> **Your task**: Will you write out the data exactly, excluding every picture?

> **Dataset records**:
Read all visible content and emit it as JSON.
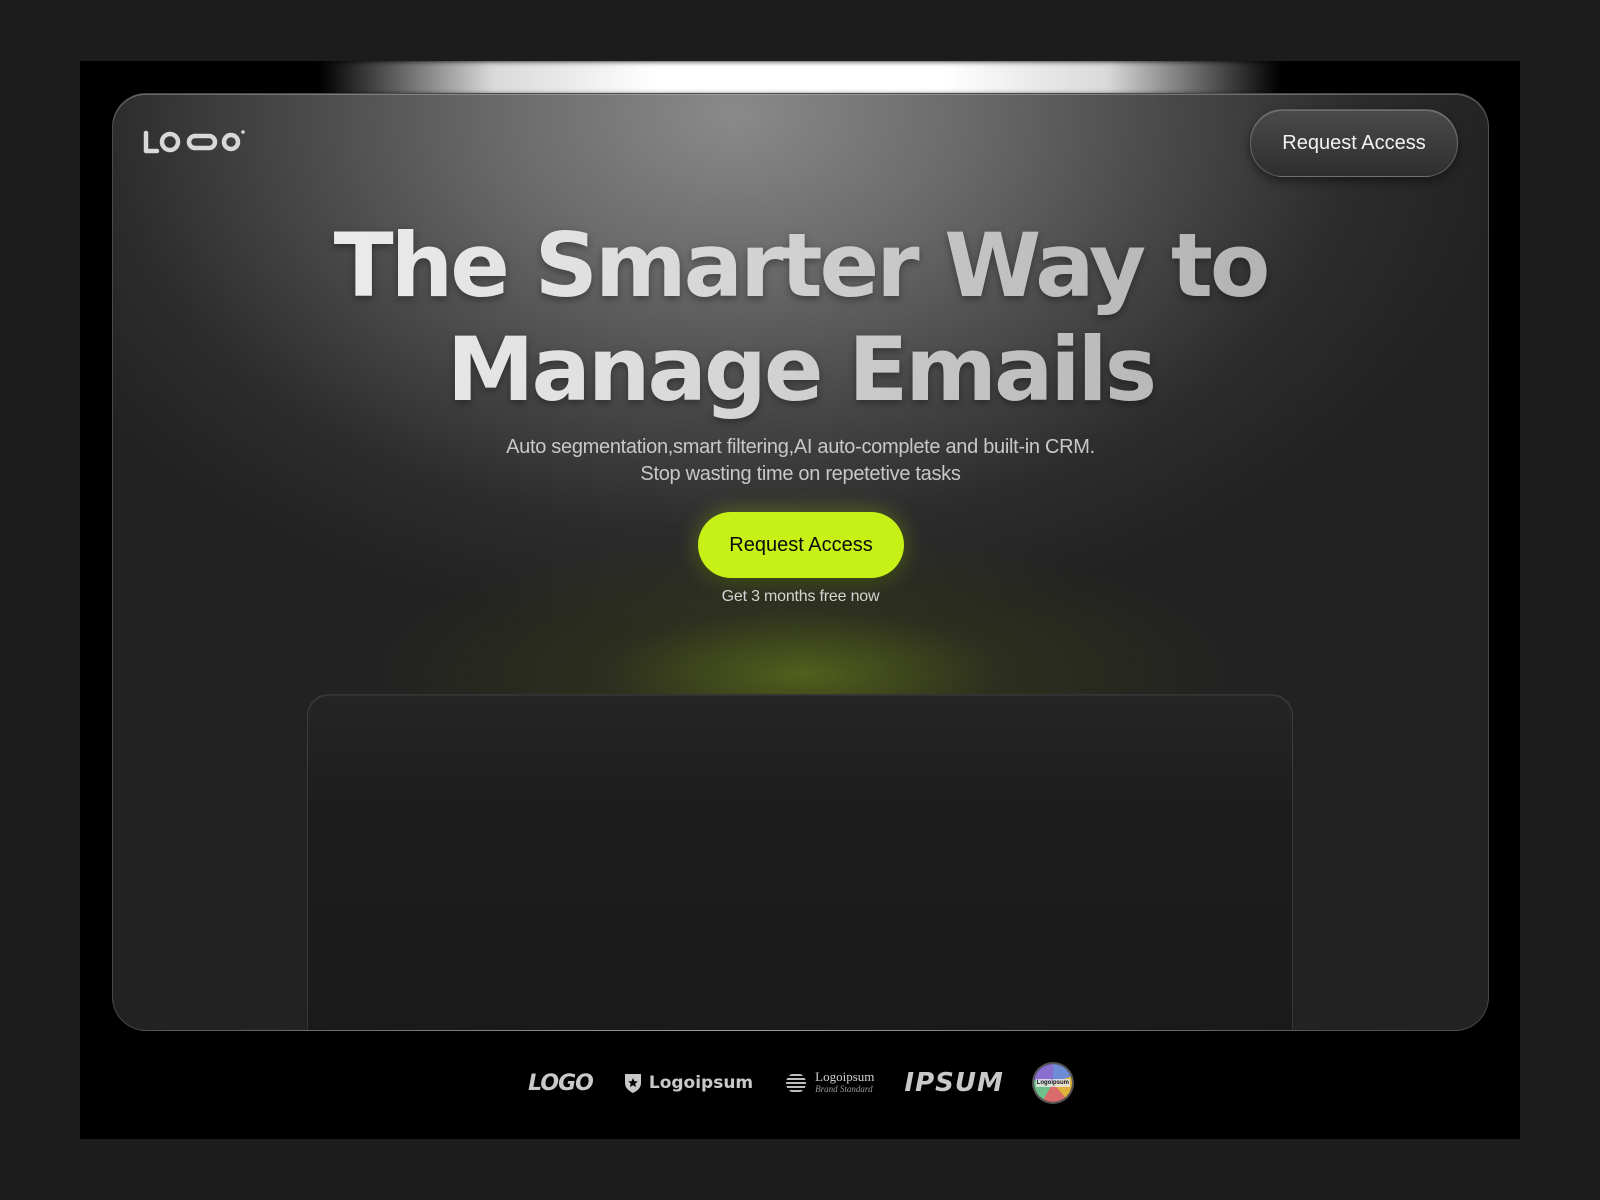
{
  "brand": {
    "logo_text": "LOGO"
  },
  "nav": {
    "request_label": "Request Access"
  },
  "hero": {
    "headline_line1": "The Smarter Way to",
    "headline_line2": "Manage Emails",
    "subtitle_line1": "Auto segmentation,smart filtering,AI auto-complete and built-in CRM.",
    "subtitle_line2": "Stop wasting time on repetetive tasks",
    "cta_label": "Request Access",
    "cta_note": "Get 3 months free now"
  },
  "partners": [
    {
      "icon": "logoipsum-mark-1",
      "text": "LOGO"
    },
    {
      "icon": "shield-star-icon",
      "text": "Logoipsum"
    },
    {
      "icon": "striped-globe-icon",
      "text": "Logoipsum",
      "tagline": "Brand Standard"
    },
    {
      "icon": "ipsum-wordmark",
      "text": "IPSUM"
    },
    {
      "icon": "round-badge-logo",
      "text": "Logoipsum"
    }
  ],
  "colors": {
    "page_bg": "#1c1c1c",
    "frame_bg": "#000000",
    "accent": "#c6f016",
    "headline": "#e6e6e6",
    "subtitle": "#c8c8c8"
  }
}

> **Response to this task**:
Read all visible content and emit it as JSON.
{
  "brand": {
    "logo_text": "LOGO"
  },
  "nav": {
    "request_label": "Request Access"
  },
  "hero": {
    "headline_line1": "The Smarter Way to",
    "headline_line2": "Manage Emails",
    "subtitle_line1": "Auto segmentation,smart filtering,AI auto-complete and built-in CRM.",
    "subtitle_line2": "Stop wasting time on repetetive tasks",
    "cta_label": "Request Access",
    "cta_note": "Get 3 months free now"
  },
  "partners": [
    {
      "icon": "logoipsum-mark-1",
      "text": "LOGO"
    },
    {
      "icon": "shield-star-icon",
      "text": "Logoipsum"
    },
    {
      "icon": "striped-globe-icon",
      "text": "Logoipsum",
      "tagline": "Brand Standard"
    },
    {
      "icon": "ipsum-wordmark",
      "text": "IPSUM"
    },
    {
      "icon": "round-badge-logo",
      "text": "Logoipsum"
    }
  ],
  "colors": {
    "page_bg": "#1c1c1c",
    "frame_bg": "#000000",
    "accent": "#c6f016",
    "headline": "#e6e6e6",
    "subtitle": "#c8c8c8"
  }
}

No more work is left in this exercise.